## Begin

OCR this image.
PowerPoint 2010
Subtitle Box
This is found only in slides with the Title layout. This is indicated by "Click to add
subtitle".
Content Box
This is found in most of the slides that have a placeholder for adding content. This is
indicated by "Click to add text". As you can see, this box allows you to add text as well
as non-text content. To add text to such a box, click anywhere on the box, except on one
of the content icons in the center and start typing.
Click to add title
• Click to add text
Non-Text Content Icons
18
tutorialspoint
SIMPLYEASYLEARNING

## End
## Begin

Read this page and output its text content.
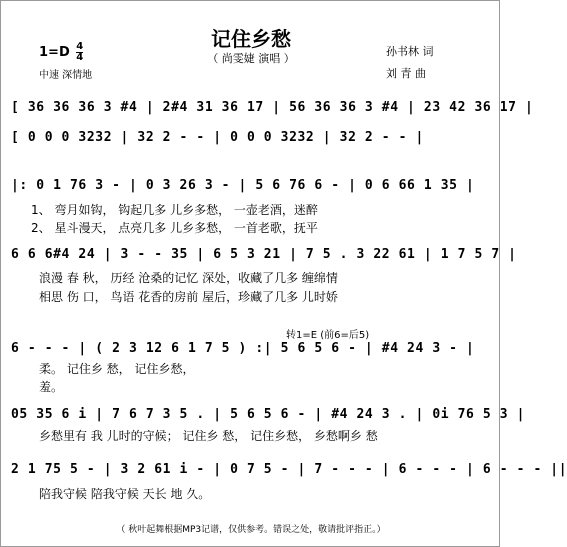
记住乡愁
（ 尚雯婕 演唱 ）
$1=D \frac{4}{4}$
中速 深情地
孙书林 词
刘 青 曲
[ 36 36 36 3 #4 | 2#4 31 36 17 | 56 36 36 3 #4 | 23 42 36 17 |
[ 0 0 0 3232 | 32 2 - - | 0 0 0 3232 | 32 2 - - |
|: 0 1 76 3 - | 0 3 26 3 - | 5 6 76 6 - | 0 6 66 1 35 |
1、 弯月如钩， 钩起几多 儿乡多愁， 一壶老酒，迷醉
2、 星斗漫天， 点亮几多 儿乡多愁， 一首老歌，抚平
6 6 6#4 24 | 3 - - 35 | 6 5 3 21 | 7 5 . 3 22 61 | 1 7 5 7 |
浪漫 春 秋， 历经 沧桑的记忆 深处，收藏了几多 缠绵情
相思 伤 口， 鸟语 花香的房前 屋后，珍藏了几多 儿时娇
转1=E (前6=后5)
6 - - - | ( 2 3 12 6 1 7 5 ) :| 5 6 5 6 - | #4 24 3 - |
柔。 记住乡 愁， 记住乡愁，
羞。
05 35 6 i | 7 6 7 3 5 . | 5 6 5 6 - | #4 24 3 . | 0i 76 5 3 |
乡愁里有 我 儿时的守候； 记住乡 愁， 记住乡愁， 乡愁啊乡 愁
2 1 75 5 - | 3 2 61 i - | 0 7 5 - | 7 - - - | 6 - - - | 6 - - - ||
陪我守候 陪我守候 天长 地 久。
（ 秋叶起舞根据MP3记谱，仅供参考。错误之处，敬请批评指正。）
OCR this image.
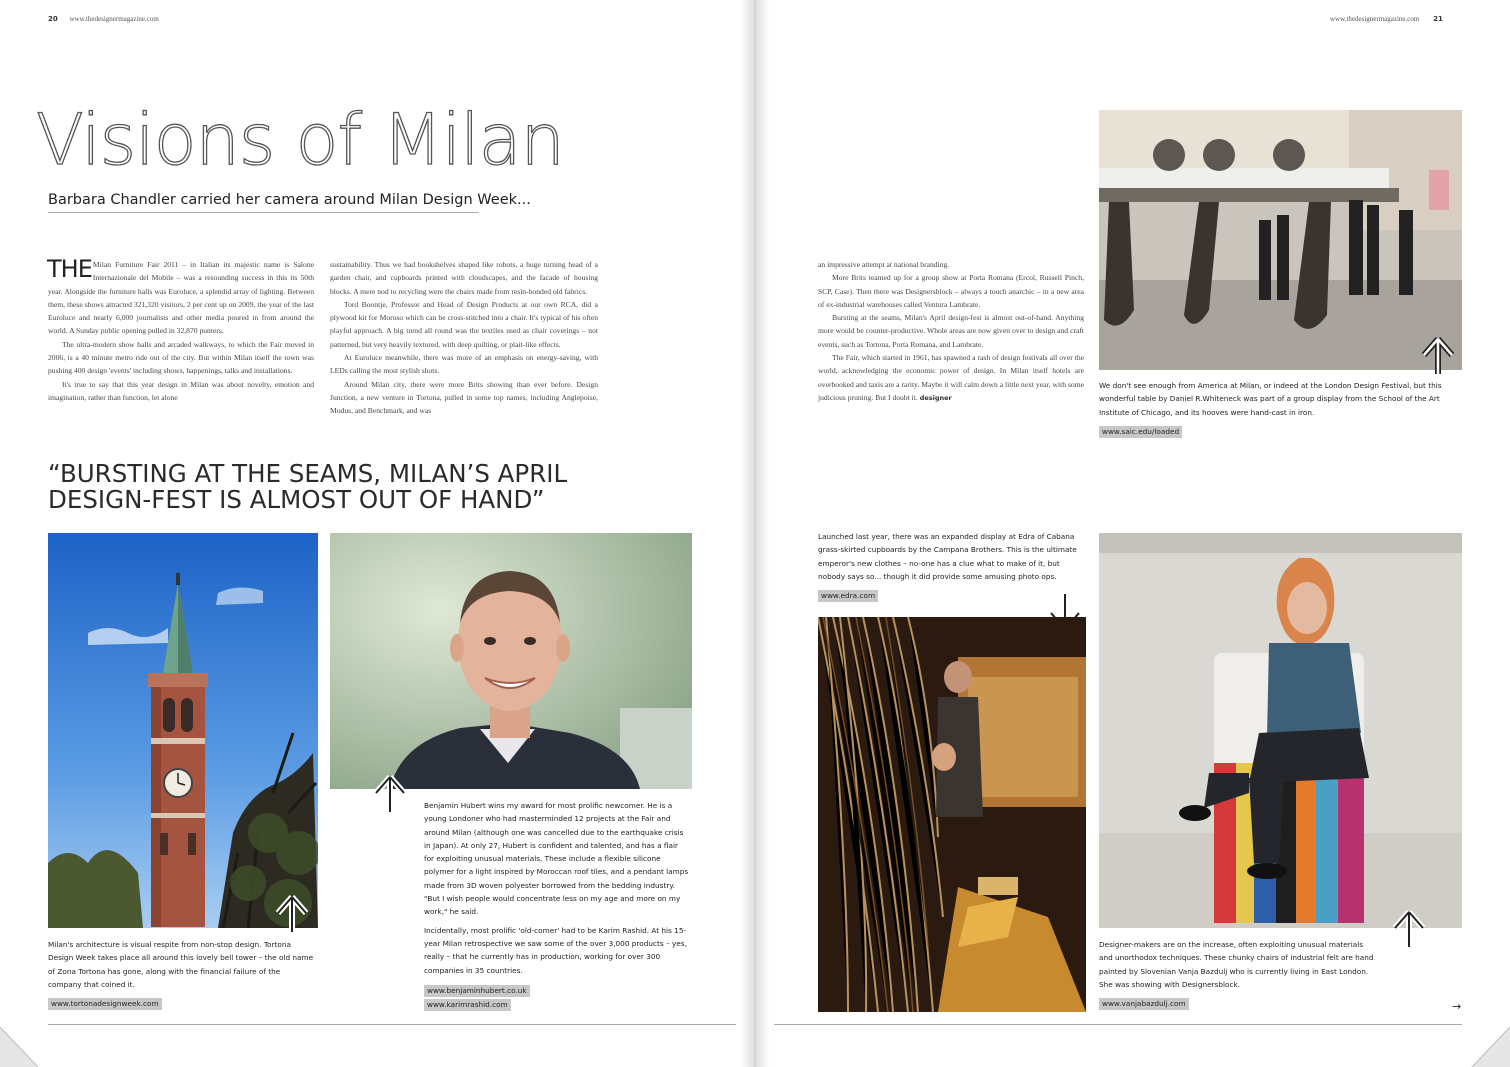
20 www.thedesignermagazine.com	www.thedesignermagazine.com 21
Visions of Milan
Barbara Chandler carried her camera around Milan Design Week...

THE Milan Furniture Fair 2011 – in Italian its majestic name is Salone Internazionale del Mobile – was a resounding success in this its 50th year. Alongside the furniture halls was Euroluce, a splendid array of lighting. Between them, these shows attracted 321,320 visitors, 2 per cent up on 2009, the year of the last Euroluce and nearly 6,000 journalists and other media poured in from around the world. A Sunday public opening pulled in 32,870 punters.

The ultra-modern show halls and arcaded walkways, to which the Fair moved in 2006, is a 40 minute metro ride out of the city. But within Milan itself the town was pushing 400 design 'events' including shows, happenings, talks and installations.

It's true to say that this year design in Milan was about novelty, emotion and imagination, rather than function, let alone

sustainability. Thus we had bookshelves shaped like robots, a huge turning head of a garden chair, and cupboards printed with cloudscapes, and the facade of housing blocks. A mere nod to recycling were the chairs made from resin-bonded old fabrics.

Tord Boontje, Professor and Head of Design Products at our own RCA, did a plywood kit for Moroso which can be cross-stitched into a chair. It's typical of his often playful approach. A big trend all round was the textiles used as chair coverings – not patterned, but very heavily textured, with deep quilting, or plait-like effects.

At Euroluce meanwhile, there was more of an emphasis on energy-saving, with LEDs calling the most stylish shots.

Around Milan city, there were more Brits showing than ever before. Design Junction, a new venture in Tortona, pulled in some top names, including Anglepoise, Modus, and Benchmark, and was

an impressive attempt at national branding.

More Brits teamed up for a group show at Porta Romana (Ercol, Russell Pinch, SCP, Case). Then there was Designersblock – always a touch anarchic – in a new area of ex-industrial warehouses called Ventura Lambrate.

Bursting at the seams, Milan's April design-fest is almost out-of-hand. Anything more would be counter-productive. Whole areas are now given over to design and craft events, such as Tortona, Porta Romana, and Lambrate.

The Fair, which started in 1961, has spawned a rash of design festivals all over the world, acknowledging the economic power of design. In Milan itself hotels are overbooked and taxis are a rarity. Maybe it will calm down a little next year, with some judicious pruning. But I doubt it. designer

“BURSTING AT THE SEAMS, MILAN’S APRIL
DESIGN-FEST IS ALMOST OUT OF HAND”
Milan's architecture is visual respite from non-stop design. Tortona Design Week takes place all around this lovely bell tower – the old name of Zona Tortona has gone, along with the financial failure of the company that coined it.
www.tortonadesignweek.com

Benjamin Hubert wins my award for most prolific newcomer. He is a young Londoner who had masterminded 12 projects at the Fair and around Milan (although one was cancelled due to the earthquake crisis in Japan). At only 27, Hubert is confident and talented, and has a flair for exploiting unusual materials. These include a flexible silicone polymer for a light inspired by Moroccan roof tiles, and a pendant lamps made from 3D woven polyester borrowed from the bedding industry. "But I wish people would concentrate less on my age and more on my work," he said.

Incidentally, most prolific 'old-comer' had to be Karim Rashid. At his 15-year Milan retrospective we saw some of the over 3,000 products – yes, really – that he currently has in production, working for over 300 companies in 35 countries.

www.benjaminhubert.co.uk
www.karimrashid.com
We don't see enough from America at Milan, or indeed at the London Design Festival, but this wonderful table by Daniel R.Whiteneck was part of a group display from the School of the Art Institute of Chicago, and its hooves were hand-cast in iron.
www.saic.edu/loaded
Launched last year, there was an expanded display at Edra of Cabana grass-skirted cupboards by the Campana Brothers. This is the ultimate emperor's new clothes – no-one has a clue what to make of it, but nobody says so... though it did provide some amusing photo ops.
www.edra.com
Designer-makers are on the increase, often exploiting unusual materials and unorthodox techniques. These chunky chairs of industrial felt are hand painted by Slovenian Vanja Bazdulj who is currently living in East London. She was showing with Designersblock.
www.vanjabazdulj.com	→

## End

Go through the entries and return each line where the word "than" appears.

- _Task solution_
It's true to say that this year design in Milan was about novelty, emotion and imagination, rather than function, let alone
Around Milan city, there were more Brits showing than ever before. Design Junction, a new venture in Tortona, pulled in some top names, including Anglepoise, Modus, and Benchmark, and was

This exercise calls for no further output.